__Listed records__.
>>

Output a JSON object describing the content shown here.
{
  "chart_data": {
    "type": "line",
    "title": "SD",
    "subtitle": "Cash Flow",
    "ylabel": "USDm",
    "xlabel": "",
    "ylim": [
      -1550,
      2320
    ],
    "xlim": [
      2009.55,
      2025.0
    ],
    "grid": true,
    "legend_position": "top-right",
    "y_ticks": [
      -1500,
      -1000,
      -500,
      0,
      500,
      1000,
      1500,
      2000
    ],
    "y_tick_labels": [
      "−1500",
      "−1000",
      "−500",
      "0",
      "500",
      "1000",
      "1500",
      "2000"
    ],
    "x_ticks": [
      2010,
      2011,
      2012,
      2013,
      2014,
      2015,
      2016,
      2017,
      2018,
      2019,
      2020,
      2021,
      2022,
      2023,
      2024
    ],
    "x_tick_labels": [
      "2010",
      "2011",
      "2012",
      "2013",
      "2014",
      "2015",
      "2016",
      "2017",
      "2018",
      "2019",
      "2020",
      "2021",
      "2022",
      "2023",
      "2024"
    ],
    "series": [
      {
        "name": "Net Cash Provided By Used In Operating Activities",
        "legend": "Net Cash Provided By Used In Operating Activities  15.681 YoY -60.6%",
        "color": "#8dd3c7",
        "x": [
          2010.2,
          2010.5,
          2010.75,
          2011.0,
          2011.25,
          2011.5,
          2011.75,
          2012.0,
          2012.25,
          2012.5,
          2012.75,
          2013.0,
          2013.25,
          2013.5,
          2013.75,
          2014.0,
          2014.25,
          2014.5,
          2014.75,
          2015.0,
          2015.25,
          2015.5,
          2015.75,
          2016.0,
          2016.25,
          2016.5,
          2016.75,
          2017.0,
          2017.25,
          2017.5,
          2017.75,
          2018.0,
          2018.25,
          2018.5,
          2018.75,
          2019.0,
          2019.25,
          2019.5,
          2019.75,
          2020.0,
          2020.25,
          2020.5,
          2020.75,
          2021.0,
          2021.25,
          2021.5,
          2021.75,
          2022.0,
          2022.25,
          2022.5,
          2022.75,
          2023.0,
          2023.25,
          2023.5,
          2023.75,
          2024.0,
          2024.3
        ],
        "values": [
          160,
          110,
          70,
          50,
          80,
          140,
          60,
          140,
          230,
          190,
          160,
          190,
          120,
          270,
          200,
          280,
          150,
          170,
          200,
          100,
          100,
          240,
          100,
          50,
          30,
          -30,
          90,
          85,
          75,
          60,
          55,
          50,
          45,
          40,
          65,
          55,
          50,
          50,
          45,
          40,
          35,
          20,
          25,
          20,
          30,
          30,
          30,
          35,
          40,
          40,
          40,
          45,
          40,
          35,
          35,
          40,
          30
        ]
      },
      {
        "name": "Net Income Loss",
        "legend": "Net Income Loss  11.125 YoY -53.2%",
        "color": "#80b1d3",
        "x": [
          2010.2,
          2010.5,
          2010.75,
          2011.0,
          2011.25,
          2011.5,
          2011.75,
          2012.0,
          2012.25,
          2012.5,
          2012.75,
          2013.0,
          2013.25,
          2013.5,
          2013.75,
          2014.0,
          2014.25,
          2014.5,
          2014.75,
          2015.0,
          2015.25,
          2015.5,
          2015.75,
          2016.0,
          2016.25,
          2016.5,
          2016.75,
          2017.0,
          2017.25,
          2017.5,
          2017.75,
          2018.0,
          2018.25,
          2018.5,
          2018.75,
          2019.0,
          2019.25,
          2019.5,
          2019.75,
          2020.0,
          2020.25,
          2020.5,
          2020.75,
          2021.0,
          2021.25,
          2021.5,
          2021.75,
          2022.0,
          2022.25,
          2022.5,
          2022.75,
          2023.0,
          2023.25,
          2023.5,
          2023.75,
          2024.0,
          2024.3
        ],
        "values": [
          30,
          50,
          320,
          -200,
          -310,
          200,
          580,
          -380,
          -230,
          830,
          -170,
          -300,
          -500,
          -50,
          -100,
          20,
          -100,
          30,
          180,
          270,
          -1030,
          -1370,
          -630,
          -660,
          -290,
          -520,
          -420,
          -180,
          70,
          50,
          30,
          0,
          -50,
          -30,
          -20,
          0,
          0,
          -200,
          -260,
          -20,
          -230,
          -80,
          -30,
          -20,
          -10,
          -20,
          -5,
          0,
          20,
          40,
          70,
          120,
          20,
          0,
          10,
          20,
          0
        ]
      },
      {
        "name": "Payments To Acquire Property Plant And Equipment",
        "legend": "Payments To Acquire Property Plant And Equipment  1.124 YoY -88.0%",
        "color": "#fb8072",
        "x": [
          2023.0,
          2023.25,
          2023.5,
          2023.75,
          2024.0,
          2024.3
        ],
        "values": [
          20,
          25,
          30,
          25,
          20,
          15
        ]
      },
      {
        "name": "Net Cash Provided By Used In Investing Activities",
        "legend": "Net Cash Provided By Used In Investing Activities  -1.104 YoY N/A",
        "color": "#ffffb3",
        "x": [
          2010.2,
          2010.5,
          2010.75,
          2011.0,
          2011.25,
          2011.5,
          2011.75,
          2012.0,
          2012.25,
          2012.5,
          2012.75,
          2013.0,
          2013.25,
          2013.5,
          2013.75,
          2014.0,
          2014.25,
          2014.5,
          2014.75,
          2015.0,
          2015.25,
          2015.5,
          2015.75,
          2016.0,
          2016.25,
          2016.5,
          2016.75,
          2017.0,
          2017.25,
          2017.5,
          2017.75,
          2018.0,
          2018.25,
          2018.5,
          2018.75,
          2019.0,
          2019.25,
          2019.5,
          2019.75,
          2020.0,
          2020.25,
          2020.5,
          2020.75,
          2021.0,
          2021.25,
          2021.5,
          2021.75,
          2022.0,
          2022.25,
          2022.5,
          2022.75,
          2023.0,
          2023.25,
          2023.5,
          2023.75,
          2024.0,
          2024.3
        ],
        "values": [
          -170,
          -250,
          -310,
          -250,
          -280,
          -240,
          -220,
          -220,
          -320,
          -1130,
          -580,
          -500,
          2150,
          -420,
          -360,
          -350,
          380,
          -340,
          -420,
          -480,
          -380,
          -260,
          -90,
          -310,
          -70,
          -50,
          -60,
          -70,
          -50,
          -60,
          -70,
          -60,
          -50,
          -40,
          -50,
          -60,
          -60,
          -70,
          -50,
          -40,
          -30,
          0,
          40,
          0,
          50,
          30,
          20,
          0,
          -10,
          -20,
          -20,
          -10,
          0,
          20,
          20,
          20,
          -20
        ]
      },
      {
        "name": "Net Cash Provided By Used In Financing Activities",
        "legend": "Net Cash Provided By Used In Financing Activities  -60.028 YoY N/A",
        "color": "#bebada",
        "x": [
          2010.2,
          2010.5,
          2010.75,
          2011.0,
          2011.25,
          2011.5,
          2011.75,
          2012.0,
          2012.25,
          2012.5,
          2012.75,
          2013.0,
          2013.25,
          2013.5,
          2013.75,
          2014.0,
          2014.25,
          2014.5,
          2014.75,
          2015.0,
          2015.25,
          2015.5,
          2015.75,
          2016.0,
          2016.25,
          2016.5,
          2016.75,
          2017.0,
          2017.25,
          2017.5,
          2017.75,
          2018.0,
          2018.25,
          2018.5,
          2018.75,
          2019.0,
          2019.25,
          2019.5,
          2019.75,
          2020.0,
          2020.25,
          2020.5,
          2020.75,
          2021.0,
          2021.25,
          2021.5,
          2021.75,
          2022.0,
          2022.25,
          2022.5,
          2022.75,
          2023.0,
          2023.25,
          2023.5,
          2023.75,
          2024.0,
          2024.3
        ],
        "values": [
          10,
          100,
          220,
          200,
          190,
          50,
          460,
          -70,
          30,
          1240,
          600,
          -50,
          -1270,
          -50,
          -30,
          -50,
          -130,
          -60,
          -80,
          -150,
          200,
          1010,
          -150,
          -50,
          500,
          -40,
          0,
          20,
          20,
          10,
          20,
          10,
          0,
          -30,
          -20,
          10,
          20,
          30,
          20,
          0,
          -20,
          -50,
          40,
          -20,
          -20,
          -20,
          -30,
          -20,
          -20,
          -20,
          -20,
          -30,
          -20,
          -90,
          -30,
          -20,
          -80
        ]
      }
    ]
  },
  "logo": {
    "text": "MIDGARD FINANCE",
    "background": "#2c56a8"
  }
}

<<

Give only the count of lines in this material that contain the string "Provided".

__Answer__. 6